TASK TO CARRY OUT: Return all entries precisely as they stand, without the images.

(Entries taken from a collection)
|---|
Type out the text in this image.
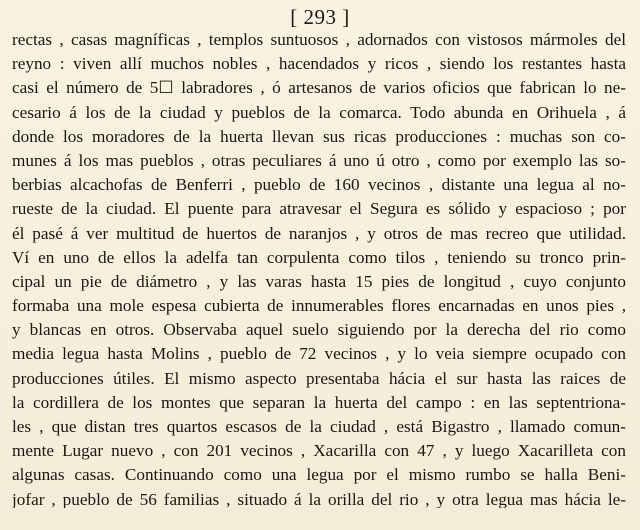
[ 293 ]
rectas , casas magníficas , templos suntuosos , adornados con vistosos mármoles del
reyno : viven allí muchos nobles , hacendados y ricos , siendo los restantes hasta
casi el número de 5☐ labradores , ó artesanos de varios oficios que fabrican lo ne-
cesario á los de la ciudad y pueblos de la comarca. Todo abunda en Orihuela , á
donde los moradores de la huerta llevan sus ricas producciones : muchas son co-
munes á los mas pueblos , otras peculiares á uno ú otro , como por exemplo las so-
berbias alcachofas de Benferri , pueblo de 160 vecinos , distante una legua al no-
rueste de la ciudad. El puente para atravesar el Segura es sólido y espacioso ; por
él pasé á ver multitud de huertos de naranjos , y otros de mas recreo que utilidad.
Ví en uno de ellos la adelfa tan corpulenta como tilos , teniendo su tronco prin-
cipal un pie de diámetro , y las varas hasta 15 pies de longitud , cuyo conjunto
formaba una mole espesa cubierta de innumerables flores encarnadas en unos pies ,
y blancas en otros. Observaba aquel suelo siguiendo por la derecha del rio como
media legua hasta Molins , pueblo de 72 vecinos , y lo veia siempre ocupado con
producciones útiles. El mismo aspecto presentaba hácia el sur hasta las raices de
la cordillera de los montes que separan la huerta del campo : en las septentriona-
les , que distan tres quartos escasos de la ciudad , está Bigastro , llamado comun-
mente Lugar nuevo , con 201 vecinos , Xacarilla con 47 , y luego Xacarilleta con
algunas casas. Continuando como una legua por el mismo rumbo se halla Beni-
jofar , pueblo de 56 familias , situado á la orilla del rio , y otra legua mas hácia le-
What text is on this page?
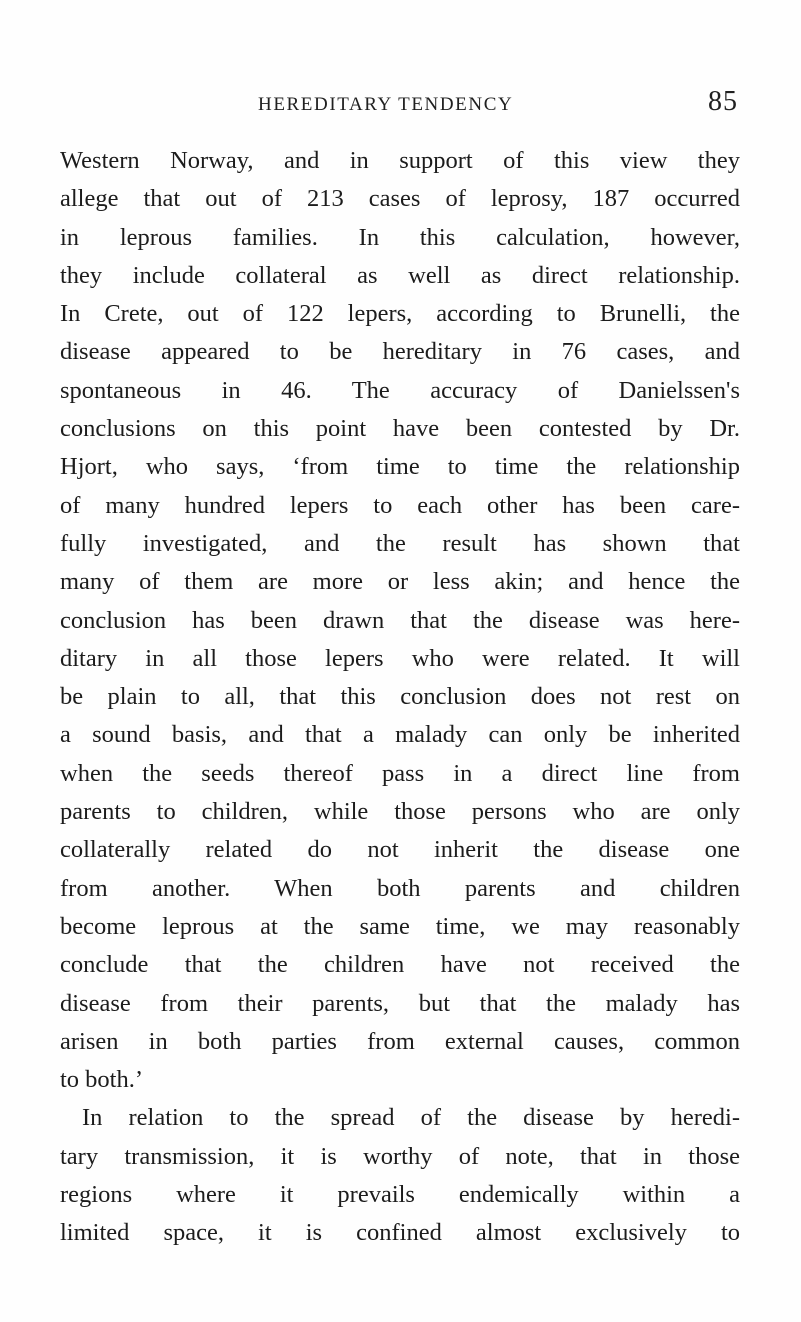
HEREDITARY TENDENCY	85
Western Norway, and in support of this view they
allege that out of 213 cases of leprosy, 187 occurred
in leprous families. In this calculation, however,
they include collateral as well as direct relationship.
In Crete, out of 122 lepers, according to Brunelli, the
disease appeared to be hereditary in 76 cases, and
spontaneous in 46. The accuracy of Danielssen's
conclusions on this point have been contested by Dr.
Hjort, who says, ‘from time to time the relationship
of many hundred lepers to each other has been care-
fully investigated, and the result has shown that
many of them are more or less akin; and hence the
conclusion has been drawn that the disease was here-
ditary in all those lepers who were related. It will
be plain to all, that this conclusion does not rest on
a sound basis, and that a malady can only be inherited
when the seeds thereof pass in a direct line from
parents to children, while those persons who are only
collaterally related do not inherit the disease one
from another. When both parents and children
become leprous at the same time, we may reasonably
conclude that the children have not received the
disease from their parents, but that the malady has
arisen in both parties from external causes, common
to both.’
In relation to the spread of the disease by heredi-
tary transmission, it is worthy of note, that in those
regions where it prevails endemically within a
limited space, it is confined almost exclusively to
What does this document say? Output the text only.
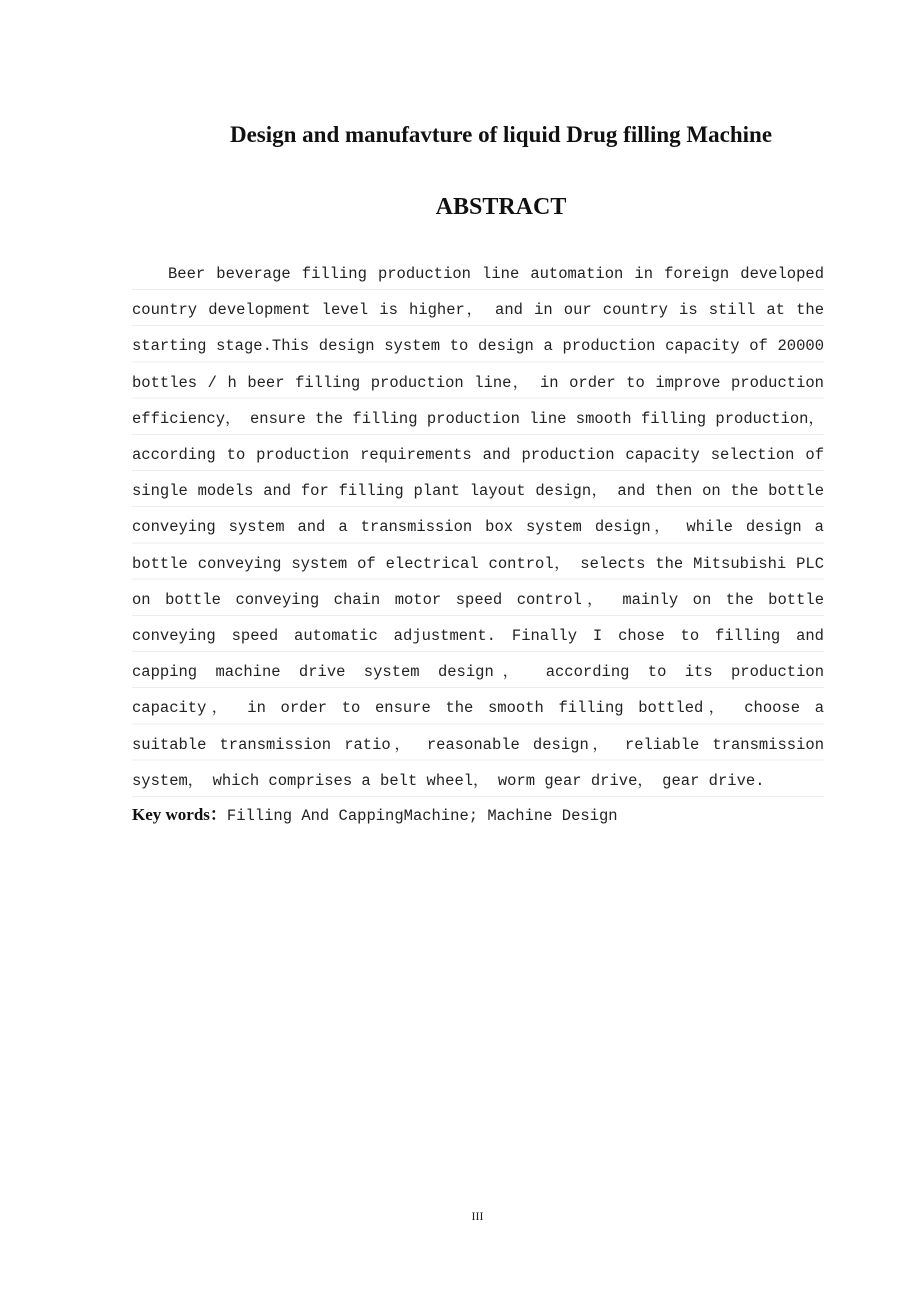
Design and manufavture of liquid Drug filling Machine
ABSTRACT

Beer beverage filling production line automation in foreign developed country development level is higher， and in our country is still at the starting stage.This design system to design a production capacity of 20000 bottles / h beer filling production line， in order to improve production efficiency， ensure the filling production line smooth filling production， according to production requirements and production capacity selection of single models and for filling plant layout design， and then on the bottle conveying system and a transmission box system design， while design a bottle conveying system of electrical control， selects the Mitsubishi PLC on bottle conveying chain motor speed control， mainly on the bottle conveying speed automatic adjustment. Finally I chose to filling and capping machine drive system design， according to its production capacity， in order to ensure the smooth filling bottled， choose a suitable transmission ratio， reasonable design， reliable transmission system， which comprises a belt wheel， worm gear drive， gear drive.

Key words：Filling And CappingMachine; Machine Design
III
|---|
CORRECT OUTPUT:
Type out the text in this image.
[ 293 ]
rectas , casas magníficas , templos suntuosos , adornados con vistosos mármoles del
reyno : viven allí muchos nobles , hacendados y ricos , siendo los restantes hasta
casi el número de 5☐ labradores , ó artesanos de varios oficios que fabrican lo ne-
cesario á los de la ciudad y pueblos de la comarca. Todo abunda en Orihuela , á
donde los moradores de la huerta llevan sus ricas producciones : muchas son co-
munes á los mas pueblos , otras peculiares á uno ú otro , como por exemplo las so-
berbias alcachofas de Benferri , pueblo de 160 vecinos , distante una legua al no-
rueste de la ciudad. El puente para atravesar el Segura es sólido y espacioso ; por
él pasé á ver multitud de huertos de naranjos , y otros de mas recreo que utilidad.
Ví en uno de ellos la adelfa tan corpulenta como tilos , teniendo su tronco prin-
cipal un pie de diámetro , y las varas hasta 15 pies de longitud , cuyo conjunto
formaba una mole espesa cubierta de innumerables flores encarnadas en unos pies ,
y blancas en otros. Observaba aquel suelo siguiendo por la derecha del rio como
media legua hasta Molins , pueblo de 72 vecinos , y lo veia siempre ocupado con
producciones útiles. El mismo aspecto presentaba hácia el sur hasta las raices de
la cordillera de los montes que separan la huerta del campo : en las septentriona-
les , que distan tres quartos escasos de la ciudad , está Bigastro , llamado comun-
mente Lugar nuevo , con 201 vecinos , Xacarilla con 47 , y luego Xacarilleta con
algunas casas. Continuando como una legua por el mismo rumbo se halla Beni-
jofar , pueblo de 56 familias , situado á la orilla del rio , y otra legua mas hácia le-
What text is on this page?
HEREDITARY TENDENCY	85
Western Norway, and in support of this view they
allege that out of 213 cases of leprosy, 187 occurred
in leprous families. In this calculation, however,
they include collateral as well as direct relationship.
In Crete, out of 122 lepers, according to Brunelli, the
disease appeared to be hereditary in 76 cases, and
spontaneous in 46. The accuracy of Danielssen's
conclusions on this point have been contested by Dr.
Hjort, who says, ‘from time to time the relationship
of many hundred lepers to each other has been care-
fully investigated, and the result has shown that
many of them are more or less akin; and hence the
conclusion has been drawn that the disease was here-
ditary in all those lepers who were related. It will
be plain to all, that this conclusion does not rest on
a sound basis, and that a malady can only be inherited
when the seeds thereof pass in a direct line from
parents to children, while those persons who are only
collaterally related do not inherit the disease one
from another. When both parents and children
become leprous at the same time, we may reasonably
conclude that the children have not received the
disease from their parents, but that the malady has
arisen in both parties from external causes, common
to both.’
In relation to the spread of the disease by heredi-
tary transmission, it is worthy of note, that in those
regions where it prevails endemically within a
limited space, it is confined almost exclusively to
What does this document say? Output the text only.
Design and manufavture of liquid Drug filling Machine
ABSTRACT

Beer beverage filling production line automation in foreign developed country development level is higher， and in our country is still at the starting stage.This design system to design a production capacity of 20000 bottles / h beer filling production line， in order to improve production efficiency， ensure the filling production line smooth filling production， according to production requirements and production capacity selection of single models and for filling plant layout design， and then on the bottle conveying system and a transmission box system design， while design a bottle conveying system of electrical control， selects the Mitsubishi PLC on bottle conveying chain motor speed control， mainly on the bottle conveying speed automatic adjustment. Finally I chose to filling and capping machine drive system design， according to its production capacity， in order to ensure the smooth filling bottled， choose a suitable transmission ratio， reasonable design， reliable transmission system， which comprises a belt wheel， worm gear drive， gear drive.

Key words：Filling And CappingMachine; Machine Design
III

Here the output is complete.